All the data should come back exactly as it was given.

----- MATERIAL FOR THE TASK -----

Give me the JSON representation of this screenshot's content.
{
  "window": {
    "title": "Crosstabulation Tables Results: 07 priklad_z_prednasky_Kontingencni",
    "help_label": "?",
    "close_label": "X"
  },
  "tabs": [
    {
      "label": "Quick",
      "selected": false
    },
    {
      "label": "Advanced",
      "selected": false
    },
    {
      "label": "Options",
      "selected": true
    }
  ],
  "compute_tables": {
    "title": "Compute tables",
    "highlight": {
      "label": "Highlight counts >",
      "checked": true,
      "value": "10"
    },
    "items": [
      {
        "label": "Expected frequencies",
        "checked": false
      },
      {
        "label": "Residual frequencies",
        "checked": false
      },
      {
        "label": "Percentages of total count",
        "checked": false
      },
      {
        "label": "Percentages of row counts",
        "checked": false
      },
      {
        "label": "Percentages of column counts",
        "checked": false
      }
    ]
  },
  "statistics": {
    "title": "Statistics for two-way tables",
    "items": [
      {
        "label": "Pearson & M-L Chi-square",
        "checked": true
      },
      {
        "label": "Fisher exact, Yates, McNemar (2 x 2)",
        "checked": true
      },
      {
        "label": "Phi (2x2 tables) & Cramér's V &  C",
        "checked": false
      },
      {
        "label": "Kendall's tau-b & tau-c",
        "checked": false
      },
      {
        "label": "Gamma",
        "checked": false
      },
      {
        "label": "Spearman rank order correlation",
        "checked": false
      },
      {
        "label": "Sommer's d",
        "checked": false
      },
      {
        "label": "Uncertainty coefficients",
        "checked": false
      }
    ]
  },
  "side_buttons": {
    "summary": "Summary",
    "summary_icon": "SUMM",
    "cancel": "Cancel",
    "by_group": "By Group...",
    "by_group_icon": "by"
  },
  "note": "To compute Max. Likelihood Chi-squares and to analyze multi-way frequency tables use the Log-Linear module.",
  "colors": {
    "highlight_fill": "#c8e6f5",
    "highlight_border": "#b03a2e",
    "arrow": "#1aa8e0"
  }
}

-----

* _TASK OUTPUT_
Give me the JSON representation of this screenshot's content.
{
  "window": {
    "title": "Crosstabulation Tables Results: 07 priklad_z_prednasky_Kontingencni",
    "help_label": "?",
    "close_label": "X"
  },
  "tabs": [
    {
      "label": "Quick",
      "selected": false
    },
    {
      "label": "Advanced",
      "selected": false
    },
    {
      "label": "Options",
      "selected": true
    }
  ],
  "compute_tables": {
    "title": "Compute tables",
    "highlight": {
      "label": "Highlight counts >",
      "checked": true,
      "value": "10"
    },
    "items": [
      {
        "label": "Expected frequencies",
        "checked": false
      },
      {
        "label": "Residual frequencies",
        "checked": false
      },
      {
        "label": "Percentages of total count",
        "checked": false
      },
      {
        "label": "Percentages of row counts",
        "checked": false
      },
      {
        "label": "Percentages of column counts",
        "checked": false
      }
    ]
  },
  "statistics": {
    "title": "Statistics for two-way tables",
    "items": [
      {
        "label": "Pearson & M-L Chi-square",
        "checked": true
      },
      {
        "label": "Fisher exact, Yates, McNemar (2 x 2)",
        "checked": true
      },
      {
        "label": "Phi (2x2 tables) & Cramér's V &  C",
        "checked": false
      },
      {
        "label": "Kendall's tau-b & tau-c",
        "checked": false
      },
      {
        "label": "Gamma",
        "checked": false
      },
      {
        "label": "Spearman rank order correlation",
        "checked": false
      },
      {
        "label": "Sommer's d",
        "checked": false
      },
      {
        "label": "Uncertainty coefficients",
        "checked": false
      }
    ]
  },
  "side_buttons": {
    "summary": "Summary",
    "summary_icon": "SUMM",
    "cancel": "Cancel",
    "by_group": "By Group...",
    "by_group_icon": "by"
  },
  "note": "To compute Max. Likelihood Chi-squares and to analyze multi-way frequency tables use the Log-Linear module.",
  "colors": {
    "highlight_fill": "#c8e6f5",
    "highlight_border": "#b03a2e",
    "arrow": "#1aa8e0"
  }
}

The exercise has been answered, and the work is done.